## Start Given data

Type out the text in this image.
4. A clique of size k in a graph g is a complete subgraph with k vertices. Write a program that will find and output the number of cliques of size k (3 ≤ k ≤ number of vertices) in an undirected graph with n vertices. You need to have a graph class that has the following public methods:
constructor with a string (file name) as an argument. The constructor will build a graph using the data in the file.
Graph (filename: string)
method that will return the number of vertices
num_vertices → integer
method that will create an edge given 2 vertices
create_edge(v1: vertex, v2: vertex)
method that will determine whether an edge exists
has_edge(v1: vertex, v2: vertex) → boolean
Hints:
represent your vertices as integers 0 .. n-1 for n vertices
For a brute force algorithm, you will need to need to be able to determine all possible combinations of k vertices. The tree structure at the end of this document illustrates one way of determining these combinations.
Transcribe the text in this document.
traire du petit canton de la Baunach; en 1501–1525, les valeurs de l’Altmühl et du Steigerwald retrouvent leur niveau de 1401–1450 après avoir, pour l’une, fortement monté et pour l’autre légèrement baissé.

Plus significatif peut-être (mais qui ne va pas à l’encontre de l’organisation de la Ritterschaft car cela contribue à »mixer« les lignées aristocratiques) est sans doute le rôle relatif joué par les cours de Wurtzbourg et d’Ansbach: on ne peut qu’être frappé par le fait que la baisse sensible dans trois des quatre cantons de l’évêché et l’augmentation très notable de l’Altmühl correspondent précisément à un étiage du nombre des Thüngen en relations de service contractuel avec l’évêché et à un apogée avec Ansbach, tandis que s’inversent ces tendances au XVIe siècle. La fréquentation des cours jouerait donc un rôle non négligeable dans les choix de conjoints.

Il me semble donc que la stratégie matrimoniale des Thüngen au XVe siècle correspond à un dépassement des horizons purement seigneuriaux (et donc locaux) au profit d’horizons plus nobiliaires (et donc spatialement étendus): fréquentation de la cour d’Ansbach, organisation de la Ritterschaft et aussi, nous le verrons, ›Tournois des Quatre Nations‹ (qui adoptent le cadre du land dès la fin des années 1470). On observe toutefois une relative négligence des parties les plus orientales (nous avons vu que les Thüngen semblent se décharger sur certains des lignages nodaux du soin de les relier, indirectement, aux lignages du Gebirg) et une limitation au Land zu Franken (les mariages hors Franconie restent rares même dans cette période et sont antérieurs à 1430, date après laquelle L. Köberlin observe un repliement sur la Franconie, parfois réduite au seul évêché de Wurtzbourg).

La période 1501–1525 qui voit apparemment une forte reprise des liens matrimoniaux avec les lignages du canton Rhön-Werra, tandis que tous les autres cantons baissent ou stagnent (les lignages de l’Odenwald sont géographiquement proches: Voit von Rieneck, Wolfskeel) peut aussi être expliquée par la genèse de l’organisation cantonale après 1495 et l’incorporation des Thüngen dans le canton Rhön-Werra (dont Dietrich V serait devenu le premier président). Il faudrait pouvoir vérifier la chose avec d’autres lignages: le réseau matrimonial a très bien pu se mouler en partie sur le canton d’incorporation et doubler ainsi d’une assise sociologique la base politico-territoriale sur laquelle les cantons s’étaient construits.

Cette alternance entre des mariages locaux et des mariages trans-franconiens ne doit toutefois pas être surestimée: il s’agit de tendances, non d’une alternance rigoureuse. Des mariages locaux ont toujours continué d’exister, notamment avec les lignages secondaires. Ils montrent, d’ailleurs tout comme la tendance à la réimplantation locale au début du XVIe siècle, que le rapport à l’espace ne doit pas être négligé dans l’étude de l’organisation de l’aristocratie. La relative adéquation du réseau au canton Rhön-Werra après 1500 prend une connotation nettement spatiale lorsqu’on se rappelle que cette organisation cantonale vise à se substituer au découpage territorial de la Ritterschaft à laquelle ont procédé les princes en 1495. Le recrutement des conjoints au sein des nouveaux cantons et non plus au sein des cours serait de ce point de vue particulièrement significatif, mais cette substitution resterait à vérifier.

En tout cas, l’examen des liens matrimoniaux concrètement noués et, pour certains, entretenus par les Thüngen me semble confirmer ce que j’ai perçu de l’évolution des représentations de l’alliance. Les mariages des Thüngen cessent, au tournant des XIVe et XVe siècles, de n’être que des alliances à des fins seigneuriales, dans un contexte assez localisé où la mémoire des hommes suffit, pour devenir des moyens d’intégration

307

## End Given data

- Directions
Copy every line of the material, please, keeping it exactly the same.

- Result below
Type out the text in this image.
4. A clique of size k in a graph g is a complete subgraph with k vertices. Write a program that will find and output the number of cliques of size k (3 ≤ k ≤ number of vertices) in an undirected graph with n vertices. You need to have a graph class that has the following public methods:
constructor with a string (file name) as an argument. The constructor will build a graph using the data in the file.
Graph (filename: string)
method that will return the number of vertices
num_vertices → integer
method that will create an edge given 2 vertices
create_edge(v1: vertex, v2: vertex)
method that will determine whether an edge exists
has_edge(v1: vertex, v2: vertex) → boolean
Hints:
represent your vertices as integers 0 .. n-1 for n vertices
For a brute force algorithm, you will need to need to be able to determine all possible combinations of k vertices. The tree structure at the end of this document illustrates one way of determining these combinations.
Transcribe the text in this document.
traire du petit canton de la Baunach; en 1501–1525, les valeurs de l’Altmühl et du Steigerwald retrouvent leur niveau de 1401–1450 après avoir, pour l’une, fortement monté et pour l’autre légèrement baissé.

Plus significatif peut-être (mais qui ne va pas à l’encontre de l’organisation de la Ritterschaft car cela contribue à »mixer« les lignées aristocratiques) est sans doute le rôle relatif joué par les cours de Wurtzbourg et d’Ansbach: on ne peut qu’être frappé par le fait que la baisse sensible dans trois des quatre cantons de l’évêché et l’augmentation très notable de l’Altmühl correspondent précisément à un étiage du nombre des Thüngen en relations de service contractuel avec l’évêché et à un apogée avec Ansbach, tandis que s’inversent ces tendances au XVIe siècle. La fréquentation des cours jouerait donc un rôle non négligeable dans les choix de conjoints.

Il me semble donc que la stratégie matrimoniale des Thüngen au XVe siècle correspond à un dépassement des horizons purement seigneuriaux (et donc locaux) au profit d’horizons plus nobiliaires (et donc spatialement étendus): fréquentation de la cour d’Ansbach, organisation de la Ritterschaft et aussi, nous le verrons, ›Tournois des Quatre Nations‹ (qui adoptent le cadre du land dès la fin des années 1470). On observe toutefois une relative négligence des parties les plus orientales (nous avons vu que les Thüngen semblent se décharger sur certains des lignages nodaux du soin de les relier, indirectement, aux lignages du Gebirg) et une limitation au Land zu Franken (les mariages hors Franconie restent rares même dans cette période et sont antérieurs à 1430, date après laquelle L. Köberlin observe un repliement sur la Franconie, parfois réduite au seul évêché de Wurtzbourg).

La période 1501–1525 qui voit apparemment une forte reprise des liens matrimoniaux avec les lignages du canton Rhön-Werra, tandis que tous les autres cantons baissent ou stagnent (les lignages de l’Odenwald sont géographiquement proches: Voit von Rieneck, Wolfskeel) peut aussi être expliquée par la genèse de l’organisation cantonale après 1495 et l’incorporation des Thüngen dans le canton Rhön-Werra (dont Dietrich V serait devenu le premier président). Il faudrait pouvoir vérifier la chose avec d’autres lignages: le réseau matrimonial a très bien pu se mouler en partie sur le canton d’incorporation et doubler ainsi d’une assise sociologique la base politico-territoriale sur laquelle les cantons s’étaient construits.

Cette alternance entre des mariages locaux et des mariages trans-franconiens ne doit toutefois pas être surestimée: il s’agit de tendances, non d’une alternance rigoureuse. Des mariages locaux ont toujours continué d’exister, notamment avec les lignages secondaires. Ils montrent, d’ailleurs tout comme la tendance à la réimplantation locale au début du XVIe siècle, que le rapport à l’espace ne doit pas être négligé dans l’étude de l’organisation de l’aristocratie. La relative adéquation du réseau au canton Rhön-Werra après 1500 prend une connotation nettement spatiale lorsqu’on se rappelle que cette organisation cantonale vise à se substituer au découpage territorial de la Ritterschaft à laquelle ont procédé les princes en 1495. Le recrutement des conjoints au sein des nouveaux cantons et non plus au sein des cours serait de ce point de vue particulièrement significatif, mais cette substitution resterait à vérifier.

En tout cas, l’examen des liens matrimoniaux concrètement noués et, pour certains, entretenus par les Thüngen me semble confirmer ce que j’ai perçu de l’évolution des représentations de l’alliance. Les mariages des Thüngen cessent, au tournant des XIVe et XVe siècles, de n’être que des alliances à des fins seigneuriales, dans un contexte assez localisé où la mémoire des hommes suffit, pour devenir des moyens d’intégration

307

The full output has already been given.